(Stored items)

▼▼▼

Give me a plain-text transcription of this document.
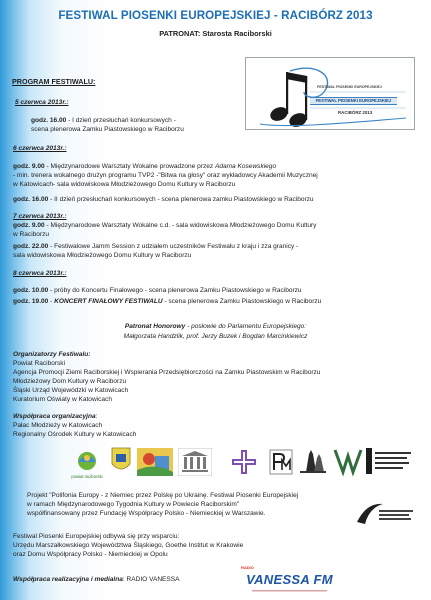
FESTIWAL PIOSENKI EUROPEJSKIEJ - RACIBÓRZ 2013
PATRONAT: Starosta Raciborski
FESTIWAL PIOSENKI EUROPEJSKIEJ
FESTIWAL PIOSENKI EUROPEJSKIEJ
RACIBÓRZ 2013
PROGRAM FESTIWALU:
5 czerwca 2013r.:
godz. 16.00 - I dzień przesłuchań konkursowych -
scena plenerowa Zamku Piastowskiego w Raciborzu
6 czerwca 2013r.:
godz. 9.00 - Międzynarodowe Warsztaty Wokalne prowadzone przez Adama Kosewskiego
- min. trenera wokalnego drużyn programu TVP2 -"Bitwa na głosy" oraz wykładowcy Akademii Muzycznej
w Katowicach- sala widowiskowa Młodzieżowego Domu Kultury w Raciborzu
godz. 16.00 - II dzień przesłuchań konkursowych - scena plenerowa zamku Piastowskiego w Raciborzu
7 czerwca 2013r.:
godz. 9.00 - Międzynarodowe Warsztaty Wokalne c.d. - sala widowiskowa Młodzieżowego Domu Kultury
w Raciborzu
godz. 22.00 - Festiwalowe Jamm Session z udziałem uczestników Festiwalu z kraju i zza granicy -
sala widowiskowa Młodzieżowego Domu Kultury w Raciborzu
8 czerwca 2013r.:
godz. 10.00 - próby do Koncertu Finałowego - scena plenerowa Zamku Piastowskiego w Raciborzu
godz. 19.00 - KONCERT FINAŁOWY FESTIWALU - scena plenerowa Zamku Piastowskiego w Raciborzu
Patronat Honorowy - posłowie do Parlamentu Europejskiego:
Małgorzata Handzlik, prof. Jerzy Buzek i Bogdan Marcinkiewicz
Organizatorzy Festiwalu:
Powiat Raciborski
Agencja Promocji Ziemi Raciborskiej i Wspierania Przedsiębiorczości na Zamku Piastowskim w Raciborzu
Młodzieżowy Dom Kultury w Raciborzu
Śląski Urząd Wojewódzki w Katowicach
Kuratorium Oświaty w Katowicach
Współpraca organizacyjna:
Pałac Młodzieży w Katowicach
Regionalny Ośrodek Kultury w Katowicach
powiat raciborski
Projekt "Polifonia Europy - z Niemiec przez Polskę po Ukrainę. Festiwal Piosenki Europejskiej
w ramach Międzynarodowego Tygodnia Kultury w Powiecie Raciborskim"
współfinansowany przez Fundację Współpracy Polsko - Niemieckiej w Warszawie.
Festiwal Piosenki Europejskiej odbywa się przy wsparciu:
Urzędu Marszałkowskiego Województwa Śląskiego, Goethe Institut w Krakowie
oraz Domu Współpracy Polsko - Niemieckiej w Opolu
Współpraca realizacyjna i medialna: RADIO VANESSA
RADIO
VANESSA FM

▲▲▲

• _WRITTEN PROBLEM_
Find how many lines of the material carry the string "sala". Only the number should be in the answer.

• _RESPONSE TO THE TASK_
3